Challenge: Filter this material down to the lines that hold "their", copying each one.

Data supplied:
- - - - - - -

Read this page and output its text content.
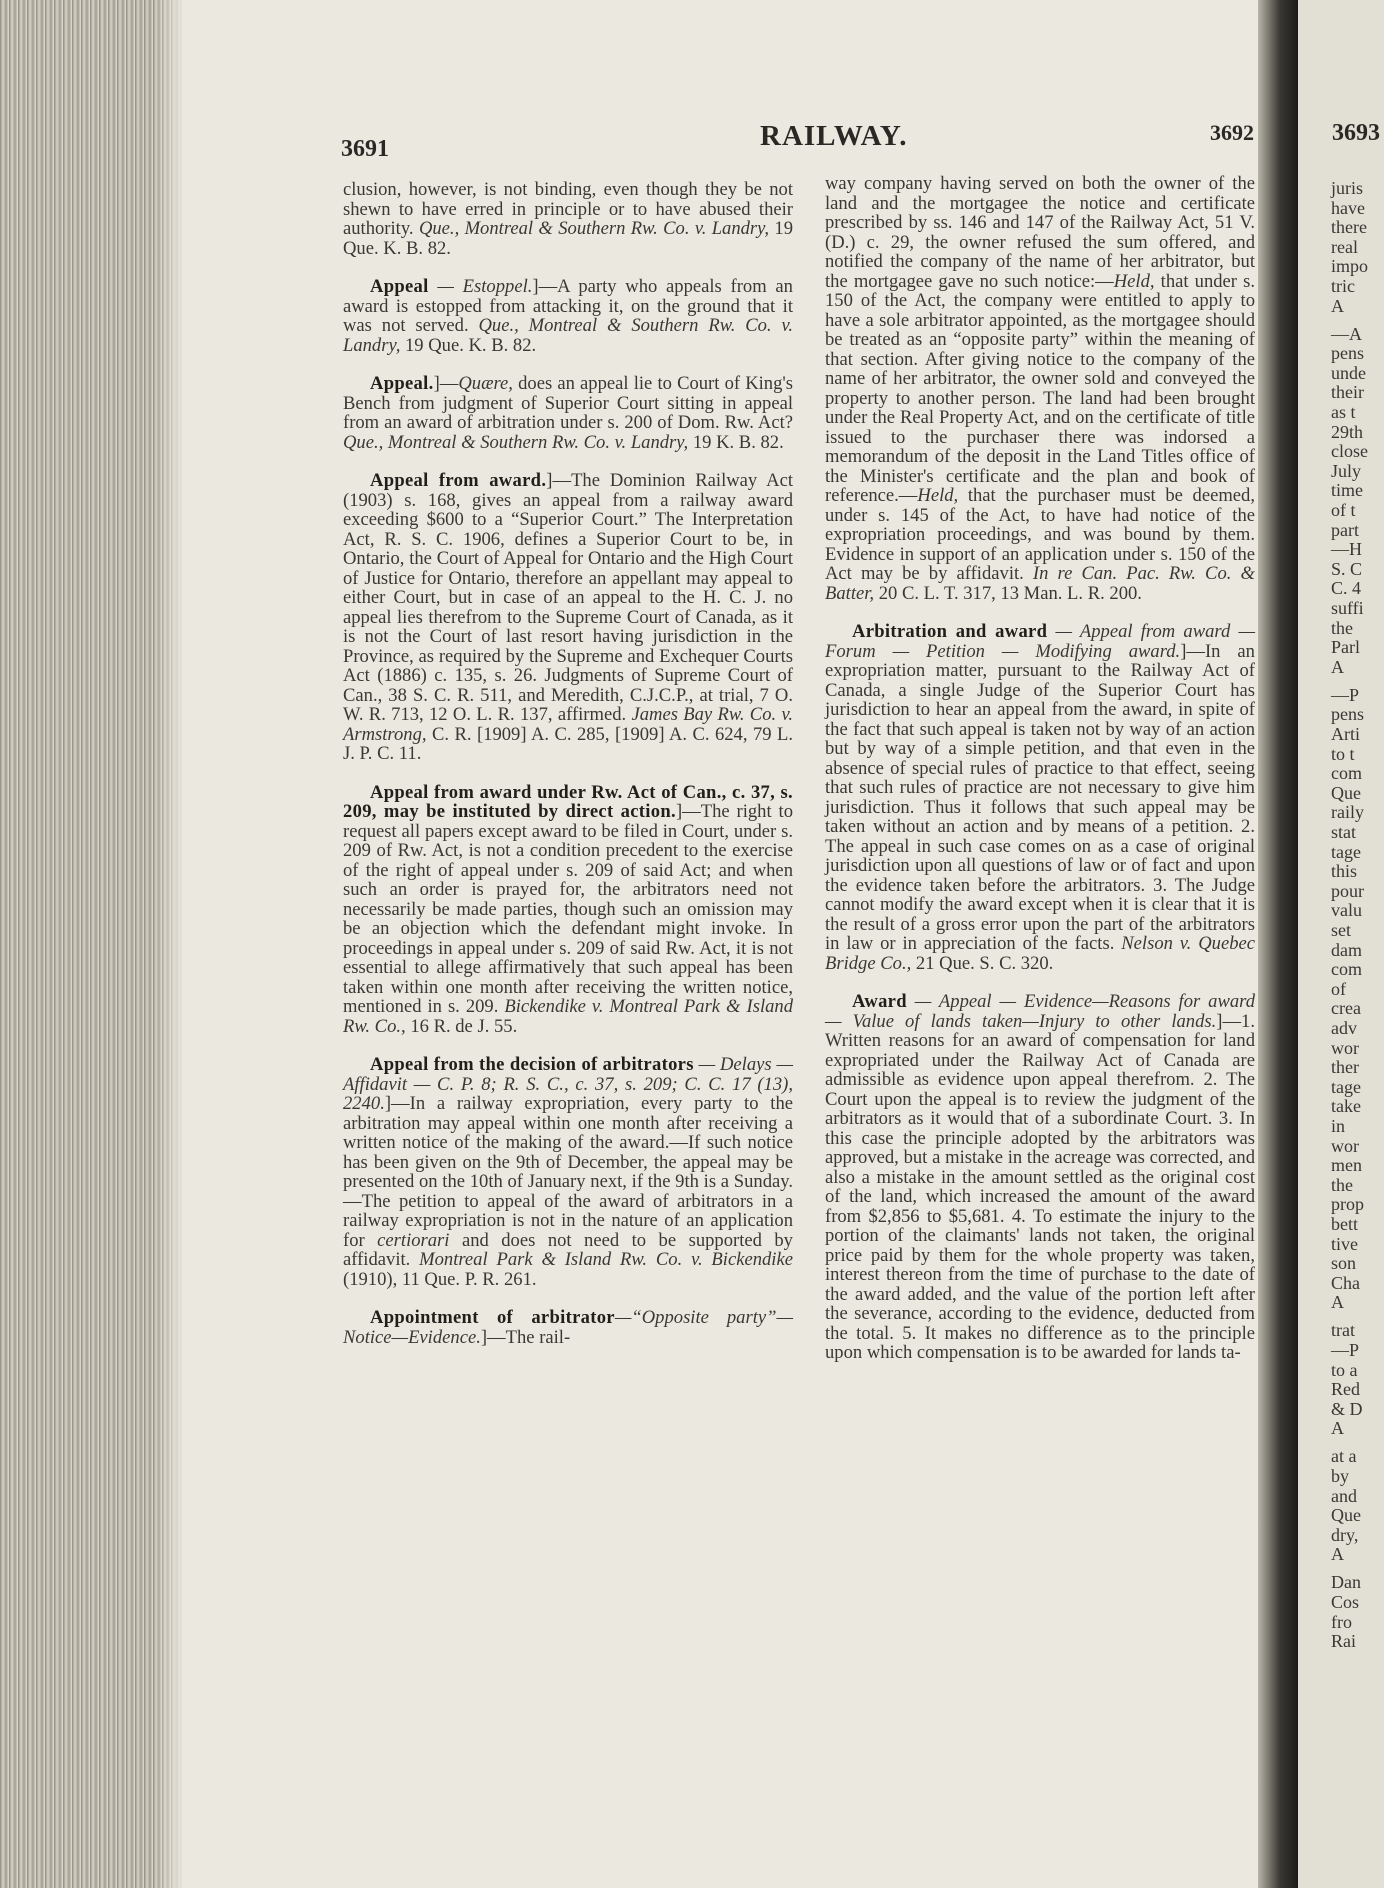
3691	RAILWAY.	3692

clusion, however, is not binding, even though they be not shewn to have erred in principle or to have abused their authority. Que., Montreal & Southern Rw. Co. v. Landry, 19 Que. K. B. 82.

Appeal — Estoppel.]—A party who appeals from an award is estopped from attacking it, on the ground that it was not served. Que., Montreal & Southern Rw. Co. v. Landry, 19 Que. K. B. 82.

Appeal.]—Quære, does an appeal lie to Court of King's Bench from judgment of Superior Court sitting in appeal from an award of arbitration under s. 200 of Dom. Rw. Act? Que., Montreal & Southern Rw. Co. v. Landry, 19 K. B. 82.

Appeal from award.]—The Dominion Railway Act (1903) s. 168, gives an appeal from a railway award exceeding $600 to a “Superior Court.” The Interpretation Act, R. S. C. 1906, defines a Superior Court to be, in Ontario, the Court of Appeal for Ontario and the High Court of Justice for Ontario, therefore an appellant may appeal to either Court, but in case of an appeal to the H. C. J. no appeal lies therefrom to the Supreme Court of Canada, as it is not the Court of last resort having jurisdiction in the Province, as required by the Supreme and Exchequer Courts Act (1886) c. 135, s. 26. Judgments of Supreme Court of Can., 38 S. C. R. 511, and Meredith, C.J.C.P., at trial, 7 O. W. R. 713, 12 O. L. R. 137, affirmed. James Bay Rw. Co. v. Armstrong, C. R. [1909] A. C. 285, [1909] A. C. 624, 79 L. J. P. C. 11.

Appeal from award under Rw. Act of Can., c. 37, s. 209, may be instituted by direct action.]—The right to request all papers except award to be filed in Court, under s. 209 of Rw. Act, is not a condition precedent to the exercise of the right of appeal under s. 209 of said Act; and when such an order is prayed for, the arbitrators need not necessarily be made parties, though such an omission may be an objection which the defendant might invoke. In proceedings in appeal under s. 209 of said Rw. Act, it is not essential to allege affirmatively that such appeal has been taken within one month after receiving the written notice, mentioned in s. 209. Bickendike v. Montreal Park & Island Rw. Co., 16 R. de J. 55.

Appeal from the decision of arbitrators — Delays — Affidavit — C. P. 8; R. S. C., c. 37, s. 209; C. C. 17 (13), 2240.]—In a railway expropriation, every party to the arbitration may appeal within one month after receiving a written notice of the making of the award.—If such notice has been given on the 9th of December, the appeal may be presented on the 10th of January next, if the 9th is a Sunday.—The petition to appeal of the award of arbitrators in a railway expropriation is not in the nature of an application for certiorari and does not need to be supported by affidavit. Montreal Park & Island Rw. Co. v. Bickendike (1910), 11 Que. P. R. 261.

Appointment of arbitrator—“Opposite party”—Notice—Evidence.]—The rail-

way company having served on both the owner of the land and the mortgagee the notice and certificate prescribed by ss. 146 and 147 of the Railway Act, 51 V. (D.) c. 29, the owner refused the sum offered, and notified the company of the name of her arbitrator, but the mortgagee gave no such notice:—Held, that under s. 150 of the Act, the company were entitled to apply to have a sole arbitrator appointed, as the mortgagee should be treated as an “opposite party” within the meaning of that section. After giving notice to the company of the name of her arbitrator, the owner sold and conveyed the property to another person. The land had been brought under the Real Property Act, and on the certificate of title issued to the purchaser there was indorsed a memorandum of the deposit in the Land Titles office of the Minister's certificate and the plan and book of reference.—Held, that the purchaser must be deemed, under s. 145 of the Act, to have had notice of the expropriation proceedings, and was bound by them. Evidence in support of an application under s. 150 of the Act may be by affidavit. In re Can. Pac. Rw. Co. & Batter, 20 C. L. T. 317, 13 Man. L. R. 200.

Arbitration and award — Appeal from award — Forum — Petition — Modifying award.]—In an expropriation matter, pursuant to the Railway Act of Canada, a single Judge of the Superior Court has jurisdiction to hear an appeal from the award, in spite of the fact that such appeal is taken not by way of an action but by way of a simple petition, and that even in the absence of special rules of practice to that effect, seeing that such rules of practice are not necessary to give him jurisdiction. Thus it follows that such appeal may be taken without an action and by means of a petition. 2. The appeal in such case comes on as a case of original jurisdiction upon all questions of law or of fact and upon the evidence taken before the arbitrators. 3. The Judge cannot modify the award except when it is clear that it is the result of a gross error upon the part of the arbitrators in law or in appreciation of the facts. Nelson v. Quebec Bridge Co., 21 Que. S. C. 320.

Award — Appeal — Evidence—Reasons for award — Value of lands taken—Injury to other lands.]—1. Written reasons for an award of compensation for land expropriated under the Railway Act of Canada are admissible as evidence upon appeal therefrom. 2. The Court upon the appeal is to review the judgment of the arbitrators as it would that of a subordinate Court. 3. In this case the principle adopted by the arbitrators was approved, but a mistake in the acreage was corrected, and also a mistake in the amount settled as the original cost of the land, which increased the amount of the award from $2,856 to $5,681. 4. To estimate the injury to the portion of the claimants' lands not taken, the original price paid by them for the whole property was taken, interest thereon from the time of purchase to the date of the award added, and the value of the portion left after the severance, according to the evidence, deducted from the total. 5. It makes no difference as to the principle upon which compensation is to be awarded for lands ta-

3693
juris
have
there
real
impo
tric
A
—A
pens
unde
their
as t
29th
close
July
time
of t
part
—H
S. C
C. 4
suffi
the
Parl
A
—P
pens
Arti
to t
com
Que
raily
stat
tage
this
pour
valu
set
dam
com
of
crea
adv
wor
ther
tage
take
in
wor
men
the
prop
bett
tive
son
Cha
A
trat
—P
to a
Red
& D
A
at a
by
and
Que
dry,
A
Dan
Cos
fro
Rai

- - - - - - -

Exercise output:
clusion, however, is not binding, even though they be not shewn to have erred in principle or to have abused their authority. Que., Montreal & Southern Rw. Co. v. Landry, 19 Que. K. B. 82.
their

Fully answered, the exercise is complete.